▶ **WRITTEN TASK**
Extract every line that contains the string "What".

▶ **PROVIDED RECORDS**

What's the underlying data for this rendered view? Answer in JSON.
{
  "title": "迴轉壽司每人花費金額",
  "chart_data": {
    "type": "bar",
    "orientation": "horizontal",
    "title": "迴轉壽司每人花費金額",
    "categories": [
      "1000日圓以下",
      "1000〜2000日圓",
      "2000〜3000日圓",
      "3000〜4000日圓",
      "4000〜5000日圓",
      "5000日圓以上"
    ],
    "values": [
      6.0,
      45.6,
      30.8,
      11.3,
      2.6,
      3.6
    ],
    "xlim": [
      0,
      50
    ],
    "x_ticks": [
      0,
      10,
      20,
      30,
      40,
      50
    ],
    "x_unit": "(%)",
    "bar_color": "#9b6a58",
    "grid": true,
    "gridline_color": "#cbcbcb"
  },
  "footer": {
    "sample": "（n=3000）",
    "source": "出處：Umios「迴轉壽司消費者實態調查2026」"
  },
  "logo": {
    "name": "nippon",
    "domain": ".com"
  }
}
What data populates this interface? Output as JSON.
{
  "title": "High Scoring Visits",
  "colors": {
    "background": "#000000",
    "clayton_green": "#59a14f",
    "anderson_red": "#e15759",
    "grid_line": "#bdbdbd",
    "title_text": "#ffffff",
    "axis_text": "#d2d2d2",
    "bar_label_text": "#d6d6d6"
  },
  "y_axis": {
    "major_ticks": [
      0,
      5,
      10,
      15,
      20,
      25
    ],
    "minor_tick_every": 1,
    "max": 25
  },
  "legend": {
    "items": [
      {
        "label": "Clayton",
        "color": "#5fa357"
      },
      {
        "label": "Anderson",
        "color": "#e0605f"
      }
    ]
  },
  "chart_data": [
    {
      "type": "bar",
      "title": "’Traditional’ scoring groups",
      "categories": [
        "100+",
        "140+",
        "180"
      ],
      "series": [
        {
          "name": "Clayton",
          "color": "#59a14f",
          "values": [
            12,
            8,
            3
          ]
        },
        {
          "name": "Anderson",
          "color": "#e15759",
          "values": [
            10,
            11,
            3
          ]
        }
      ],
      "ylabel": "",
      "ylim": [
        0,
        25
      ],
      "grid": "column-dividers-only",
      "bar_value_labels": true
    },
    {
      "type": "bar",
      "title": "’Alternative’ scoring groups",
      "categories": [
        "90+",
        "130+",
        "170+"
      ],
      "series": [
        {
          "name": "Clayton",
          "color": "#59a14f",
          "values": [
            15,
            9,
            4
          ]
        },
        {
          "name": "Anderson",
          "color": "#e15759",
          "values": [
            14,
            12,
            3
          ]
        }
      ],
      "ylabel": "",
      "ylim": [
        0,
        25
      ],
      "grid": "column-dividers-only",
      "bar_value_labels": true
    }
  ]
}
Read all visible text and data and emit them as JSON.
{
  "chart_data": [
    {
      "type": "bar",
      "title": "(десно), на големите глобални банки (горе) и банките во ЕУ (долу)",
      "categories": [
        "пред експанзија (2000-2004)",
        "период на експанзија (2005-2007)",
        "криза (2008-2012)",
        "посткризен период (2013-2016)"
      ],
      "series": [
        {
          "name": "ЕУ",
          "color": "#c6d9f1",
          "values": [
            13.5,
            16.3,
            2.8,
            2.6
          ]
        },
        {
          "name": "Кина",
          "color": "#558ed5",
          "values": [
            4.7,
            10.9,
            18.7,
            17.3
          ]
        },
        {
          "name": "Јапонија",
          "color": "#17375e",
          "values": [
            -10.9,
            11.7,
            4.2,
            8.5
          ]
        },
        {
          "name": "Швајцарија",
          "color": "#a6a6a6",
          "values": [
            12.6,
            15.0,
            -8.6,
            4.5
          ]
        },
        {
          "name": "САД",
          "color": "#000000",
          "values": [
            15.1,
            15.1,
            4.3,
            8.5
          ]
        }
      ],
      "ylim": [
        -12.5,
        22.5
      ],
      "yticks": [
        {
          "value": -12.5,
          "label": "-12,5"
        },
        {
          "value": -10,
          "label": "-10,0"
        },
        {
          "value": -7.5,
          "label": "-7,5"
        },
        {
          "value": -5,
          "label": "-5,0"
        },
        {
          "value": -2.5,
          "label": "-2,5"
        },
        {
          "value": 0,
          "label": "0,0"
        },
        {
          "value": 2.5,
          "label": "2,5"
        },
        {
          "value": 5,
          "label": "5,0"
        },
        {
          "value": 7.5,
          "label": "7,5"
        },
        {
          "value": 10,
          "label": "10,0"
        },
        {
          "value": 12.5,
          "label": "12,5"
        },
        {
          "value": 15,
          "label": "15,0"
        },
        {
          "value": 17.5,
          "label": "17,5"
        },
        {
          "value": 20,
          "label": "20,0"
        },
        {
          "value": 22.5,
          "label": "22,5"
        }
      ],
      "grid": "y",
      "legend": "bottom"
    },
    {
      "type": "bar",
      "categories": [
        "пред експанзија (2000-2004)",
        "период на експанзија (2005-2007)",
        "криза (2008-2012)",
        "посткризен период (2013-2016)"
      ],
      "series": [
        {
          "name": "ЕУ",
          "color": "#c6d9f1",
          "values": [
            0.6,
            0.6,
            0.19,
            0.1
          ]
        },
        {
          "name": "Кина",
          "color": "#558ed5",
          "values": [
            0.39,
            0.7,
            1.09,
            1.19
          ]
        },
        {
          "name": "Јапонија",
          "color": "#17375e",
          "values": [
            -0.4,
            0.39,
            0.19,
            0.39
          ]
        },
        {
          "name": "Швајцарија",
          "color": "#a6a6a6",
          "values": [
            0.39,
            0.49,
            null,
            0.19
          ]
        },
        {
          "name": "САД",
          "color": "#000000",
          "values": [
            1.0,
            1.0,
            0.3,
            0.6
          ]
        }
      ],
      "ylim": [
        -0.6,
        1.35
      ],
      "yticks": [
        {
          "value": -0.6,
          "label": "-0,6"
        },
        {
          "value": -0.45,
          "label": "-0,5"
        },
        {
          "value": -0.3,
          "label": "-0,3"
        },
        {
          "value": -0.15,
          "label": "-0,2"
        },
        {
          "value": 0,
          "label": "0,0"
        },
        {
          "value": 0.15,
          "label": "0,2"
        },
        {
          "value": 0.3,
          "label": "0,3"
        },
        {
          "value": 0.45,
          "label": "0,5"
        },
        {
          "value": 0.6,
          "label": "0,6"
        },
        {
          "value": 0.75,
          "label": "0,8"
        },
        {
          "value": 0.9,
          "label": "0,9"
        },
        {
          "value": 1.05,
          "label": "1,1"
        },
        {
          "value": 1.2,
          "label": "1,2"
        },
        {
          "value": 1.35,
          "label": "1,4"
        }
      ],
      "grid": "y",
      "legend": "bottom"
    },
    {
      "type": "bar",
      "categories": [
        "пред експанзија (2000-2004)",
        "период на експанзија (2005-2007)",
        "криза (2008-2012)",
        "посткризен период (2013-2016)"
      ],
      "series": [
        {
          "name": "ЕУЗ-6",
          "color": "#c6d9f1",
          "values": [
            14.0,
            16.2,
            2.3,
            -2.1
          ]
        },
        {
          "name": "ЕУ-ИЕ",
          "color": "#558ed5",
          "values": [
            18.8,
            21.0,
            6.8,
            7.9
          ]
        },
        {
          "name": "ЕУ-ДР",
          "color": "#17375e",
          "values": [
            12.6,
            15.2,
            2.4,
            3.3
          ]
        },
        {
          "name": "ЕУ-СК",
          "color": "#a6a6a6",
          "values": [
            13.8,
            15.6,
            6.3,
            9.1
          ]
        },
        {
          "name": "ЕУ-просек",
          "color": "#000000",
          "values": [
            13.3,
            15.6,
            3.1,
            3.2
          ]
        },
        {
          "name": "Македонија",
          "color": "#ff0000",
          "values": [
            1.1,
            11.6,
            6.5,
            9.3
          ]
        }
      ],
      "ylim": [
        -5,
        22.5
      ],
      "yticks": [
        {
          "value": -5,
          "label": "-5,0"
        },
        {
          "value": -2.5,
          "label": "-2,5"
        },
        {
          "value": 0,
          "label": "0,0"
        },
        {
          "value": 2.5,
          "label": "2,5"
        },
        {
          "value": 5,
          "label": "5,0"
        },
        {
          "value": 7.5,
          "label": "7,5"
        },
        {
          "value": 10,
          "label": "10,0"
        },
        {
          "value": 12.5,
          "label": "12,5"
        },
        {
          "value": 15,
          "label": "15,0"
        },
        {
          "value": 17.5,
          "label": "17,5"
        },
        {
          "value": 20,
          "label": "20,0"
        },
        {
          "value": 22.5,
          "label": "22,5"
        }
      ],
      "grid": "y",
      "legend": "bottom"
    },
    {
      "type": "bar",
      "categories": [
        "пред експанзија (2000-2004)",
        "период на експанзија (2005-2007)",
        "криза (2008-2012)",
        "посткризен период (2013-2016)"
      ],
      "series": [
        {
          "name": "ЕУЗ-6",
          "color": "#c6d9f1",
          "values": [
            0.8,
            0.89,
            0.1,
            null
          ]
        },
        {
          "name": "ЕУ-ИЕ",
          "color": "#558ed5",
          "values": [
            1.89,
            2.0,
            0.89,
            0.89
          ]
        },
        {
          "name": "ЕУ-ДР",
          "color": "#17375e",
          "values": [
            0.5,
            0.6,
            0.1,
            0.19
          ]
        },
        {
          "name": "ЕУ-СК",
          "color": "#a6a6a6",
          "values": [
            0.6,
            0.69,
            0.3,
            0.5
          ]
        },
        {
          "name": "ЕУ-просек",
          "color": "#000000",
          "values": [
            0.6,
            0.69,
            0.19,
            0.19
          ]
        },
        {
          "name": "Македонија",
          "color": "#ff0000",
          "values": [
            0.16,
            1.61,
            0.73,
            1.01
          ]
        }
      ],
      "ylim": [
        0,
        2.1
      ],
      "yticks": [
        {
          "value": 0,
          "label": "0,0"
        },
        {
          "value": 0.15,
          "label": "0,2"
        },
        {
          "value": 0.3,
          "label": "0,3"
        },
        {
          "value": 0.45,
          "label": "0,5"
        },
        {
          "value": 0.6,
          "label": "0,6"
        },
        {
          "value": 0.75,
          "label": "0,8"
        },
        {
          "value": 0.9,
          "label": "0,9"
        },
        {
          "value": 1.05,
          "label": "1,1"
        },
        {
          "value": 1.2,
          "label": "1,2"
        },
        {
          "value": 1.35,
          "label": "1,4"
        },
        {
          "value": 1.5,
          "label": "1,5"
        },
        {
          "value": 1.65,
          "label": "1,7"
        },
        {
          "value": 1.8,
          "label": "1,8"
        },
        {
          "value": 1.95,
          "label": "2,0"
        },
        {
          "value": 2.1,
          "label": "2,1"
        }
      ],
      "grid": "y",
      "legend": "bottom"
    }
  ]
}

▶ **WRITTEN REPLY**
What's the underlying data for this rendered view? Answer in JSON.
What data populates this interface? Output as JSON.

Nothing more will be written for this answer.